#### CHALLENGE
Repeat each record below exactly, dropping the pictures.

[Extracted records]

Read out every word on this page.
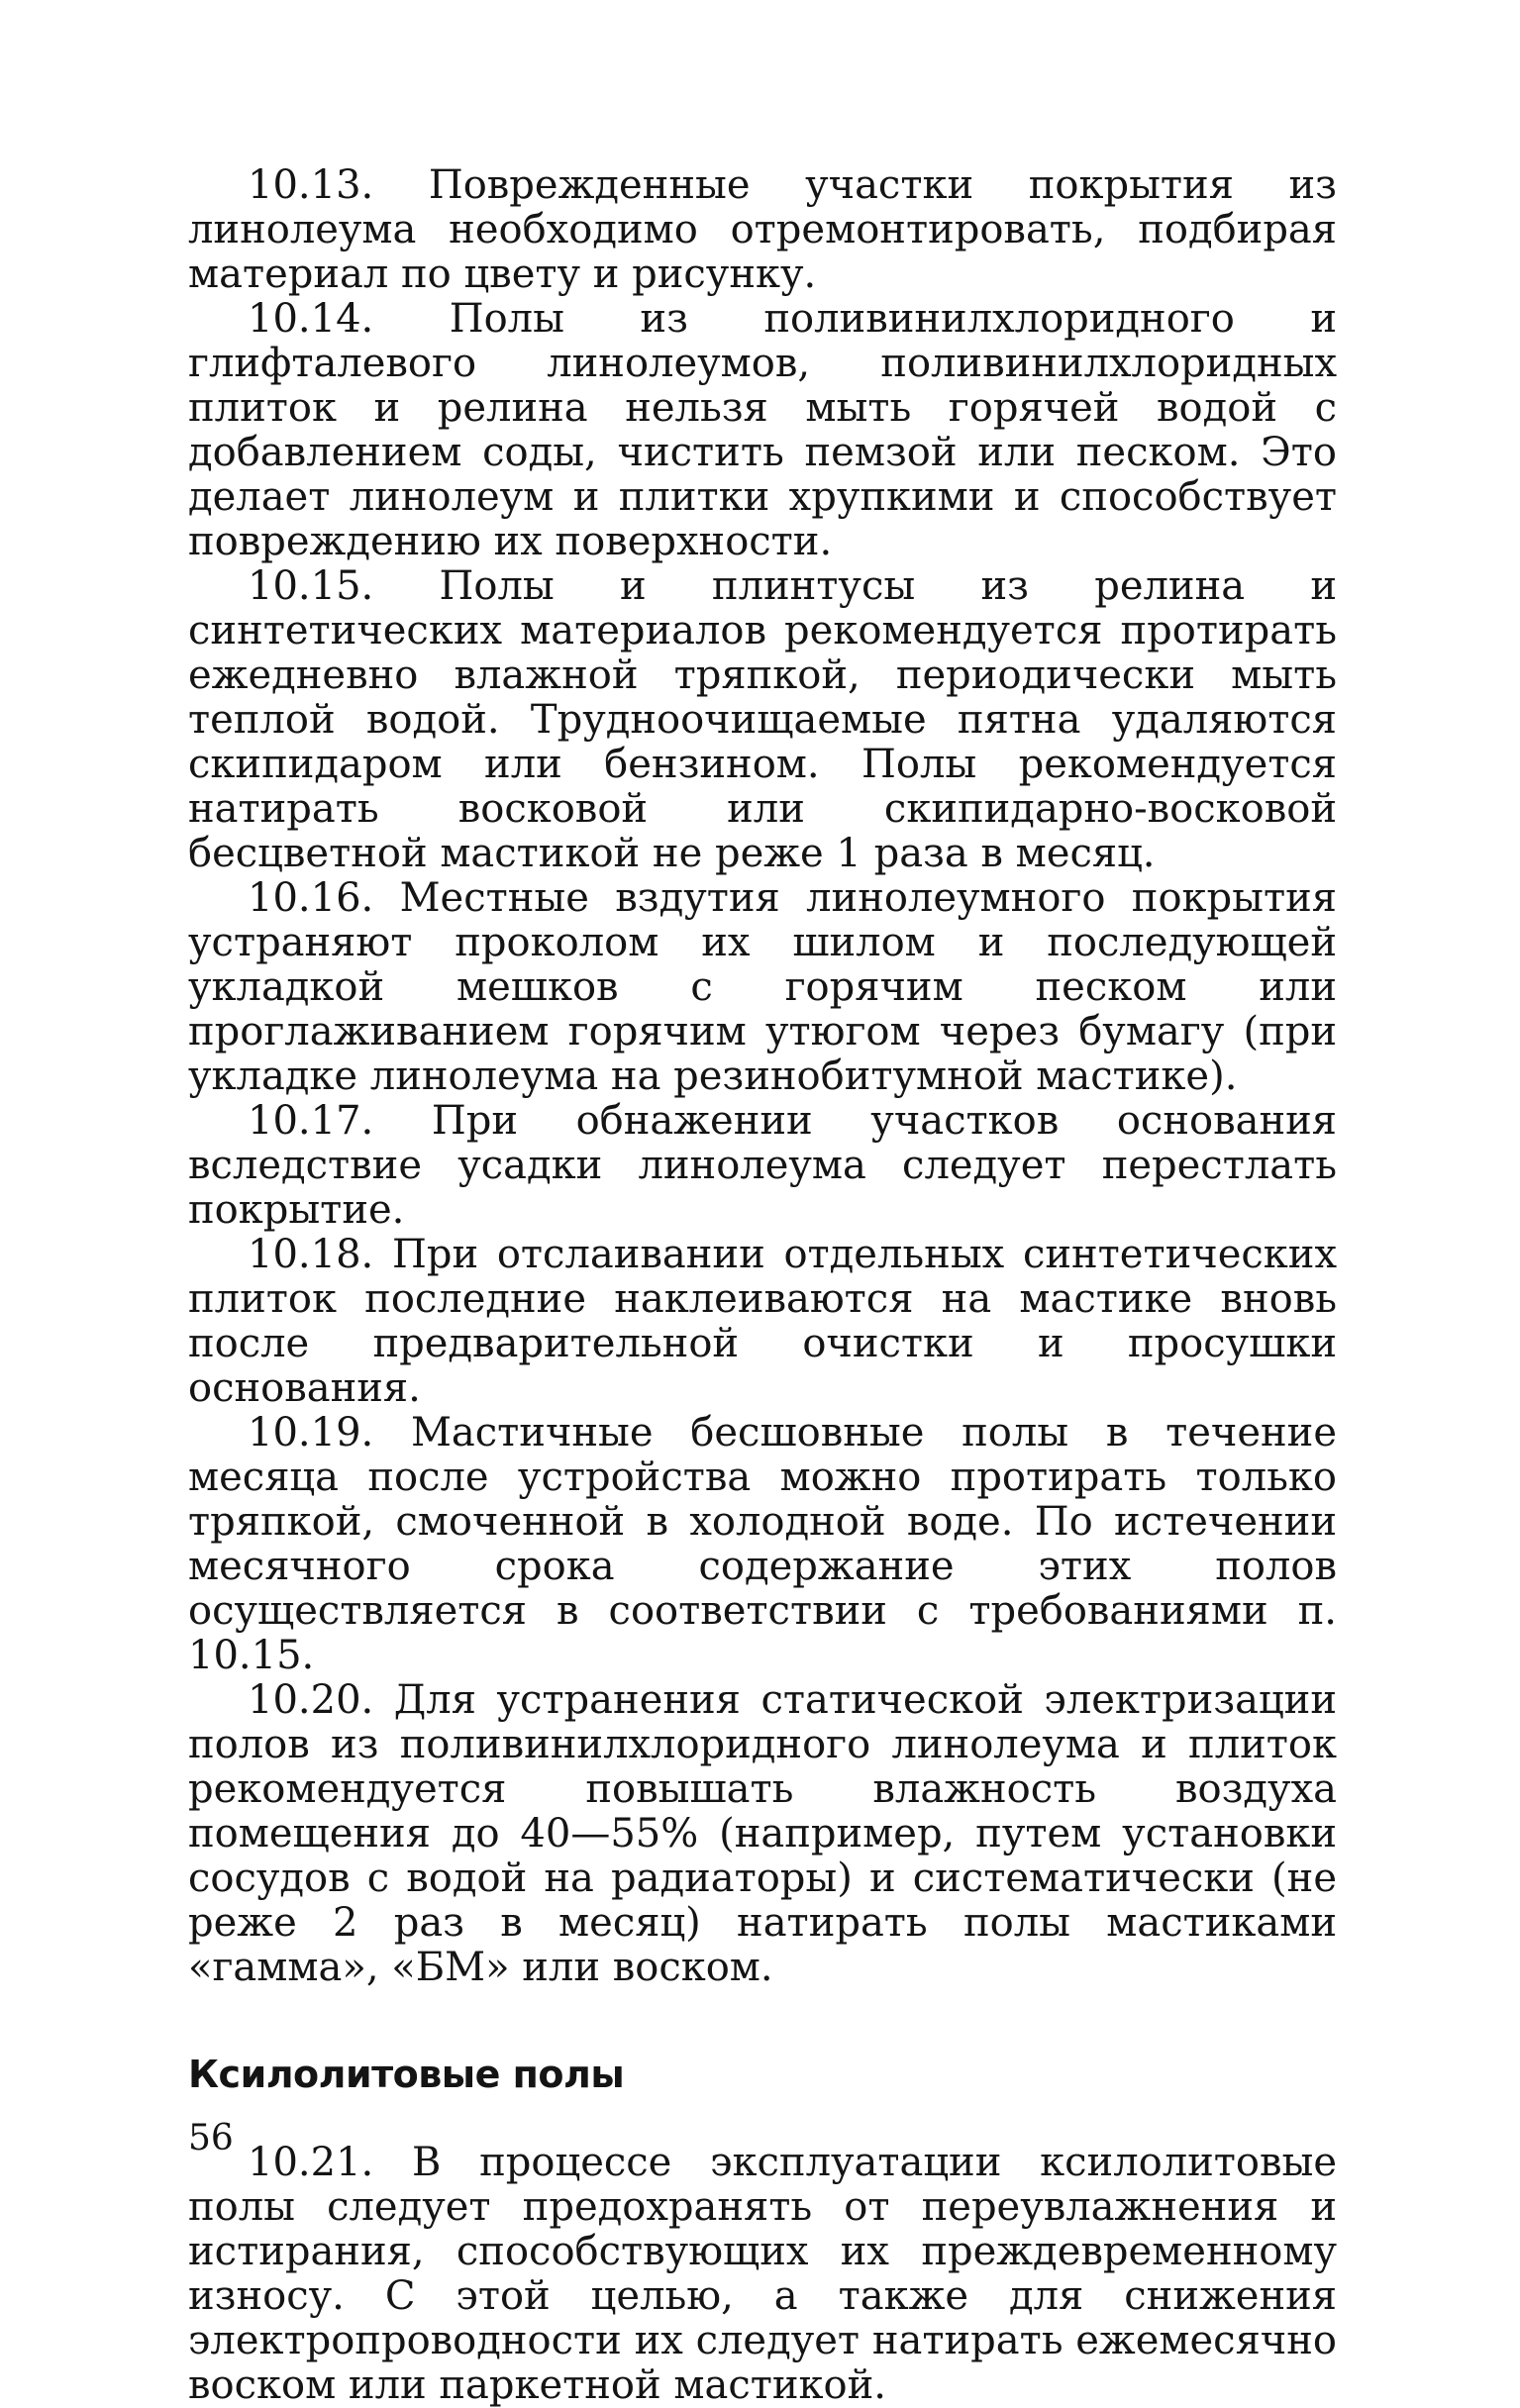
10.13. Поврежденные участки покрытия из линолеума необходимо отремонтировать, подбирая материал по цвету и рисунку.

10.14. Полы из поливинилхлоридного и глифталевого линолеумов, поливинилхлоридных плиток и релина нельзя мыть горячей водой с добавлением соды, чистить пемзой или песком. Это делает линолеум и плитки хрупкими и способствует повреждению их поверхности.

10.15. Полы и плинтусы из релина и синтетических материалов рекомендуется протирать ежедневно влажной тряпкой, периодически мыть теплой водой. Трудноочищаемые пятна удаляются скипидаром или бензином. Полы рекомендуется натирать восковой или скипидарно-восковой бесцветной мастикой не реже 1 раза в месяц.

10.16. Местные вздутия линолеумного покрытия устраняют проколом их шилом и последующей укладкой мешков с горячим песком или проглаживанием горячим утюгом через бумагу (при укладке линолеума на резинобитумной мастике).

10.17. При обнажении участков основания вследствие усадки линолеума следует перестлать покрытие.

10.18. При отслаивании отдельных синтетических плиток последние наклеиваются на мастике вновь после предварительной очистки и просушки основания.

10.19. Мастичные бесшовные полы в течение месяца после устройства можно протирать только тряпкой, смоченной в холодной воде. По истечении месячного срока содержание этих полов осуществляется в соответствии с требованиями п. 10.15.

10.20. Для устранения статической электризации полов из поливинилхлоридного линолеума и плиток рекомендуется повышать влажность воздуха помещения до 40—55% (например, путем установки сосудов с водой на радиаторы) и систематически (не реже 2 раз в месяц) натирать полы мастиками «гамма», «БМ» или воском.

Ксилолитовые полы

10.21. В процессе эксплуатации ксилолитовые полы следует предохранять от переувлажнения и истирания, способствующих их преждевременному износу. С этой целью, а также для снижения электропроводности их следует натирать ежемесячно воском или паркетной мастикой.

56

#### EXERCISE RESULT
Read out every word on this page.
10.13. Поврежденные участки покрытия из линолеума необходимо отремонтировать, подбирая материал по цвету и рисунку.

10.14. Полы из поливинилхлоридного и глифталевого линолеумов, поливинилхлоридных плиток и релина нельзя мыть горячей водой с добавлением соды, чистить пемзой или песком. Это делает линолеум и плитки хрупкими и способствует повреждению их поверхности.

10.15. Полы и плинтусы из релина и синтетических материалов рекомендуется протирать ежедневно влажной тряпкой, периодически мыть теплой водой. Трудноочищаемые пятна удаляются скипидаром или бензином. Полы рекомендуется натирать восковой или скипидарно-восковой бесцветной мастикой не реже 1 раза в месяц.

10.16. Местные вздутия линолеумного покрытия устраняют проколом их шилом и последующей укладкой мешков с горячим песком или проглаживанием горячим утюгом через бумагу (при укладке линолеума на резинобитумной мастике).

10.17. При обнажении участков основания вследствие усадки линолеума следует перестлать покрытие.

10.18. При отслаивании отдельных синтетических плиток последние наклеиваются на мастике вновь после предварительной очистки и просушки основания.

10.19. Мастичные бесшовные полы в течение месяца после устройства можно протирать только тряпкой, смоченной в холодной воде. По истечении месячного срока содержание этих полов осуществляется в соответствии с требованиями п. 10.15.

10.20. Для устранения статической электризации полов из поливинилхлоридного линолеума и плиток рекомендуется повышать влажность воздуха помещения до 40—55% (например, путем установки сосудов с водой на радиаторы) и систематически (не реже 2 раз в месяц) натирать полы мастиками «гамма», «БМ» или воском.

Ксилолитовые полы

10.21. В процессе эксплуатации ксилолитовые полы следует предохранять от переувлажнения и истирания, способствующих их преждевременному износу. С этой целью, а также для снижения электропроводности их следует натирать ежемесячно воском или паркетной мастикой.

56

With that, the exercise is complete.